===== Records for the exercise =====
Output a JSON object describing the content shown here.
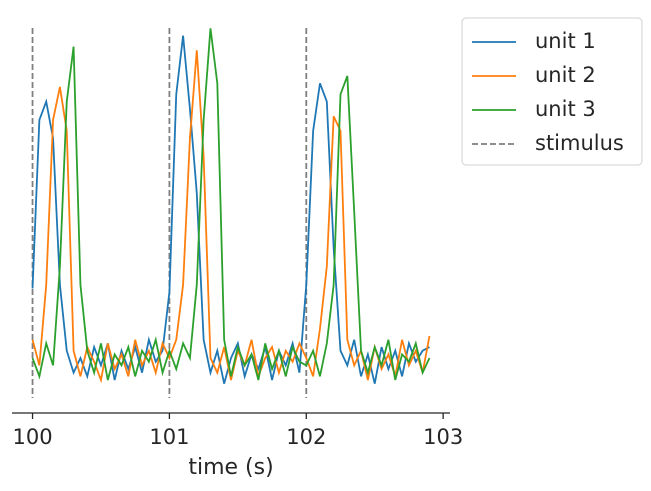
{
  "chart_data": {
    "type": "line",
    "xlabel": "time (s)",
    "x": [
      100,
      100.05,
      100.1,
      100.15,
      100.2,
      100.25,
      100.3,
      100.35,
      100.4,
      100.45,
      100.5,
      100.55,
      100.6,
      100.65,
      100.7,
      100.75,
      100.8,
      100.85,
      100.9,
      100.95,
      101,
      101.05,
      101.1,
      101.15,
      101.2,
      101.25,
      101.3,
      101.35,
      101.4,
      101.45,
      101.5,
      101.55,
      101.6,
      101.65,
      101.7,
      101.75,
      101.8,
      101.85,
      101.9,
      101.95,
      102,
      102.05,
      102.1,
      102.15,
      102.2,
      102.25,
      102.3,
      102.35,
      102.4,
      102.45,
      102.5,
      102.55,
      102.6,
      102.65,
      102.7,
      102.75,
      102.8,
      102.85,
      102.9
    ],
    "series": [
      {
        "name": "unit 1",
        "color": "#1f77b4",
        "values": [
          0.29,
          0.75,
          0.8,
          0.7,
          0.3,
          0.12,
          0.06,
          0.1,
          0.05,
          0.13,
          0.08,
          0.14,
          0.04,
          0.12,
          0.07,
          0.13,
          0.06,
          0.15,
          0.09,
          0.12,
          0.28,
          0.82,
          0.98,
          0.78,
          0.55,
          0.15,
          0.06,
          0.12,
          0.03,
          0.1,
          0.14,
          0.05,
          0.11,
          0.07,
          0.13,
          0.04,
          0.12,
          0.08,
          0.14,
          0.06,
          0.3,
          0.72,
          0.85,
          0.8,
          0.4,
          0.12,
          0.08,
          0.15,
          0.05,
          0.11,
          0.03,
          0.13,
          0.07,
          0.12,
          0.05,
          0.14,
          0.09,
          0.12,
          0.13
        ]
      },
      {
        "name": "unit 2",
        "color": "#ff7f0e",
        "values": [
          0.15,
          0.08,
          0.3,
          0.75,
          0.84,
          0.72,
          0.12,
          0.05,
          0.13,
          0.09,
          0.04,
          0.14,
          0.07,
          0.11,
          0.05,
          0.15,
          0.08,
          0.12,
          0.06,
          0.14,
          0.1,
          0.15,
          0.3,
          0.7,
          0.94,
          0.65,
          0.1,
          0.06,
          0.13,
          0.04,
          0.12,
          0.08,
          0.15,
          0.05,
          0.1,
          0.13,
          0.06,
          0.12,
          0.09,
          0.14,
          0.1,
          0.05,
          0.18,
          0.35,
          0.76,
          0.72,
          0.15,
          0.08,
          0.12,
          0.04,
          0.13,
          0.07,
          0.11,
          0.05,
          0.15,
          0.08,
          0.12,
          0.06,
          0.16
        ]
      },
      {
        "name": "unit 3",
        "color": "#2ca02c",
        "values": [
          0.1,
          0.05,
          0.14,
          0.08,
          0.35,
          0.8,
          0.95,
          0.3,
          0.12,
          0.06,
          0.14,
          0.04,
          0.11,
          0.08,
          0.13,
          0.05,
          0.12,
          0.09,
          0.15,
          0.06,
          0.12,
          0.07,
          0.14,
          0.1,
          0.3,
          0.75,
          1.0,
          0.85,
          0.15,
          0.05,
          0.13,
          0.08,
          0.11,
          0.04,
          0.14,
          0.07,
          0.12,
          0.05,
          0.13,
          0.09,
          0.08,
          0.12,
          0.05,
          0.14,
          0.3,
          0.82,
          0.87,
          0.5,
          0.12,
          0.06,
          0.13,
          0.08,
          0.15,
          0.04,
          0.11,
          0.09,
          0.14,
          0.06,
          0.1
        ]
      }
    ],
    "vlines": {
      "name": "stimulus",
      "color": "#7f7f7f",
      "x": [
        100,
        101,
        102
      ]
    },
    "xlim": [
      99.85,
      103.05
    ],
    "xticks": [
      100,
      101,
      102,
      103
    ],
    "ylim": [
      -0.05,
      1.05
    ],
    "legend": "outside-right"
  }
}
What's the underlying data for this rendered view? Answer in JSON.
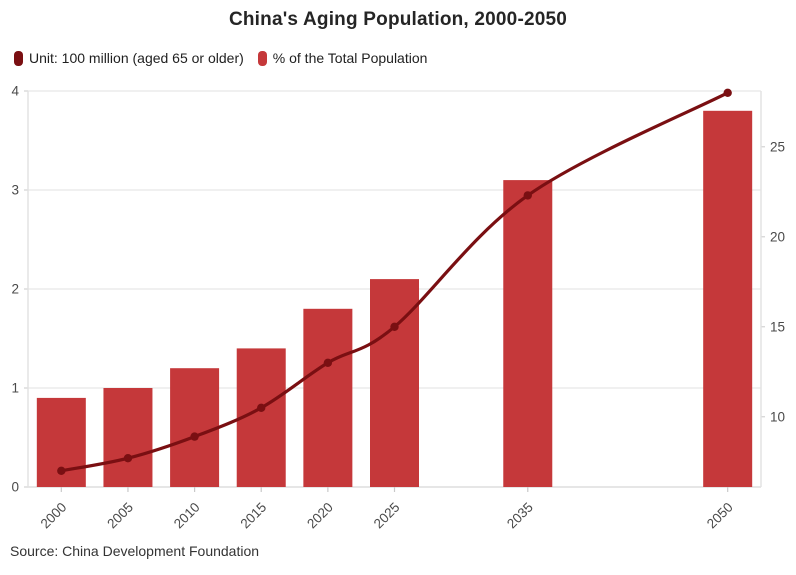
{
  "title": "China's Aging Population, 2000-2050",
  "source": "Source: China Development Foundation",
  "legend": [
    {
      "label": "Unit: 100 million (aged 65 or older)",
      "color": "#7a0f12"
    },
    {
      "label": "% of the Total Population",
      "color": "#c5383a"
    }
  ],
  "chart_data": {
    "type": "bar+line combo",
    "title": "China's Aging Population, 2000-2050",
    "x": [
      2000,
      2005,
      2010,
      2015,
      2020,
      2025,
      2035,
      2050
    ],
    "x_tick_labels": [
      "2000",
      "2005",
      "2010",
      "2015",
      "2020",
      "2025",
      "2035",
      "2050"
    ],
    "series": [
      {
        "name": "Aged 65 or older (100 million)",
        "type": "bar",
        "axis": "left",
        "color": "#c5383a",
        "values": [
          0.9,
          1.0,
          1.2,
          1.4,
          1.8,
          2.1,
          3.1,
          3.8
        ]
      },
      {
        "name": "% of the Total Population",
        "type": "line",
        "axis": "right",
        "color": "#7a0f12",
        "values": [
          7.0,
          7.7,
          8.9,
          10.5,
          13.0,
          15.0,
          22.3,
          28.0
        ]
      }
    ],
    "left_axis": {
      "min": 0,
      "max": 4,
      "ticks": [
        0,
        1,
        2,
        3,
        4
      ]
    },
    "right_axis": {
      "min": 6.1,
      "max": 28.1,
      "ticks": [
        10,
        15,
        20,
        25
      ]
    },
    "x_axis": {
      "year_min": 2000,
      "year_max": 2050,
      "step": 5
    },
    "grid": "horizontal only",
    "legend_position": "top-left",
    "colors": {
      "grid": "#ececec",
      "axis_line": "#e2e2e2",
      "tick_mark": "#c9c9c9",
      "axis_text": "#4a4a4a"
    }
  }
}
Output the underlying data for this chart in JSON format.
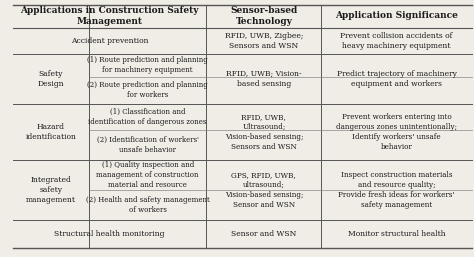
{
  "bg_color": "#f0ece6",
  "text_color": "#1a1a1a",
  "line_color": "#555555",
  "header_row": [
    "Applications in Construction Safety\nManagement",
    "Sensor-based\nTechnology",
    "Application Significance"
  ],
  "col3_items": [
    "RFID, UWB, Zigbee;\nSensors and WSN",
    "RFID, UWB; Vision-\nbased sensing",
    "RFID, UWB,\nUltrasound;\nVision-based sensing;\nSensors and WSN",
    "GPS, RFID, UWB,\nultrasound;\nVision-based sensing;\nSensor and WSN",
    "Sensor and WSN"
  ],
  "col4_items": [
    "Prevent collision accidents of\nheavy machinery equipment",
    "Predict trajectory of machinery\nequipment and workers",
    "Prevent workers entering into\ndangerous zones unintentionally;\nIdentify workers' unsafe\nbehavior",
    "Inspect construction materials\nand resource quality;\nProvide fresh ideas for workers'\nsafety management",
    "Monitor structural health"
  ],
  "font_size": 5.5,
  "header_font_size": 6.5
}
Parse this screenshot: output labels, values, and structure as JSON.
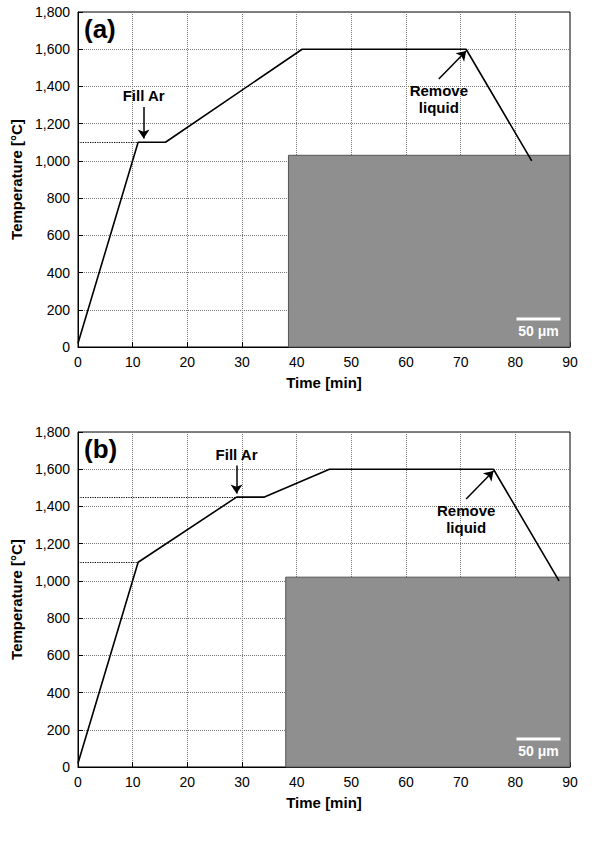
{
  "chart_data": [
    {
      "type": "line",
      "title": "(a)",
      "color": "#000000",
      "x": [
        0,
        11,
        16,
        41,
        71,
        83
      ],
      "values": [
        20,
        1100,
        1100,
        1600,
        1600,
        1000
      ],
      "xlabel": "Time [min]",
      "ylabel": "Temperature [°C]",
      "xlim": [
        0,
        90
      ],
      "xticks": [
        0,
        10,
        20,
        30,
        40,
        50,
        60,
        70,
        80,
        90
      ],
      "ylim": [
        0,
        1800
      ],
      "yticks": [
        0,
        200,
        400,
        600,
        800,
        1000,
        1200,
        1400,
        1600,
        1800
      ],
      "grid": true,
      "reference_lines": [
        {
          "y": 1100,
          "x": [
            0,
            16
          ]
        }
      ],
      "annotations": [
        {
          "text": "Fill Ar",
          "xy": [
            12,
            1120
          ],
          "xytext": [
            12,
            1290
          ]
        },
        {
          "text": "Remove liquid",
          "xy": [
            71,
            1590
          ],
          "xytext": [
            66,
            1440
          ]
        }
      ],
      "inset": {
        "x": [
          38.5,
          90
        ],
        "y": [
          0,
          1030
        ],
        "scale_bar": "50 μm"
      }
    },
    {
      "type": "line",
      "title": "(b)",
      "color": "#000000",
      "x": [
        0,
        11,
        29,
        34,
        46,
        76,
        88
      ],
      "values": [
        20,
        1100,
        1450,
        1450,
        1600,
        1600,
        1000
      ],
      "xlabel": "Time [min]",
      "ylabel": "Temperature [°C]",
      "xlim": [
        0,
        90
      ],
      "xticks": [
        0,
        10,
        20,
        30,
        40,
        50,
        60,
        70,
        80,
        90
      ],
      "ylim": [
        0,
        1800
      ],
      "yticks": [
        0,
        200,
        400,
        600,
        800,
        1000,
        1200,
        1400,
        1600,
        1800
      ],
      "grid": true,
      "reference_lines": [
        {
          "y": 1450,
          "x": [
            0,
            29
          ]
        },
        {
          "y": 1100,
          "x": [
            0,
            11
          ]
        }
      ],
      "annotations": [
        {
          "text": "Fill Ar",
          "xy": [
            29,
            1470
          ],
          "xytext": [
            29,
            1620
          ]
        },
        {
          "text": "Remove liquid",
          "xy": [
            76,
            1590
          ],
          "xytext": [
            71,
            1440
          ]
        }
      ],
      "inset": {
        "x": [
          38,
          90
        ],
        "y": [
          0,
          1020
        ],
        "scale_bar": "50 μm"
      }
    }
  ]
}
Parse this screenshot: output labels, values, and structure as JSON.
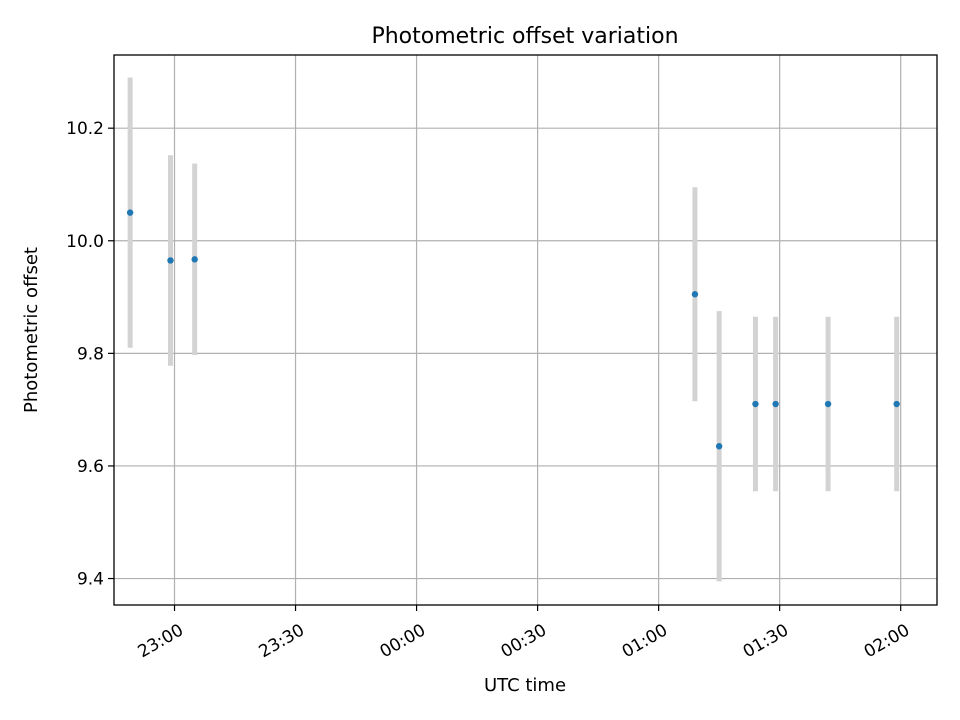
{
  "chart_data": {
    "type": "scatter",
    "title": "Photometric offset variation",
    "xlabel": "UTC time",
    "ylabel": "Photometric offset",
    "x_axis_kind": "time",
    "x_ticks": [
      "23:00",
      "23:30",
      "00:00",
      "00:30",
      "01:00",
      "01:30",
      "02:00"
    ],
    "x_range": [
      "22:45",
      "02:09"
    ],
    "y_ticks": [
      "9.4",
      "9.6",
      "9.8",
      "10.0",
      "10.2"
    ],
    "ylim": [
      9.353,
      10.33
    ],
    "grid": true,
    "colors": {
      "point": "#1f77b4",
      "errorbar": "#d3d3d3",
      "grid": "#b0b0b0"
    },
    "points": [
      {
        "x": "22:49",
        "y": 10.05,
        "ylow": 9.81,
        "yhigh": 10.29
      },
      {
        "x": "22:59",
        "y": 9.965,
        "ylow": 9.778,
        "yhigh": 10.152
      },
      {
        "x": "23:05",
        "y": 9.967,
        "ylow": 9.797,
        "yhigh": 10.137
      },
      {
        "x": "01:09",
        "y": 9.905,
        "ylow": 9.715,
        "yhigh": 10.095
      },
      {
        "x": "01:15",
        "y": 9.635,
        "ylow": 9.395,
        "yhigh": 9.875
      },
      {
        "x": "01:24",
        "y": 9.71,
        "ylow": 9.555,
        "yhigh": 9.865
      },
      {
        "x": "01:29",
        "y": 9.71,
        "ylow": 9.555,
        "yhigh": 9.865
      },
      {
        "x": "01:42",
        "y": 9.71,
        "ylow": 9.555,
        "yhigh": 9.865
      },
      {
        "x": "01:59",
        "y": 9.71,
        "ylow": 9.555,
        "yhigh": 9.865
      }
    ]
  }
}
=====
Task description: Which lines in the listing above hold the word "title"? Show each of them.

Result of the task:
  "title": "China's Aging Population, 2000-2050",
    "title": "China's Aging Population, 2000-2050",
      "title": "(a)",
      "title": "(b)",
    "title": "Photometric offset variation",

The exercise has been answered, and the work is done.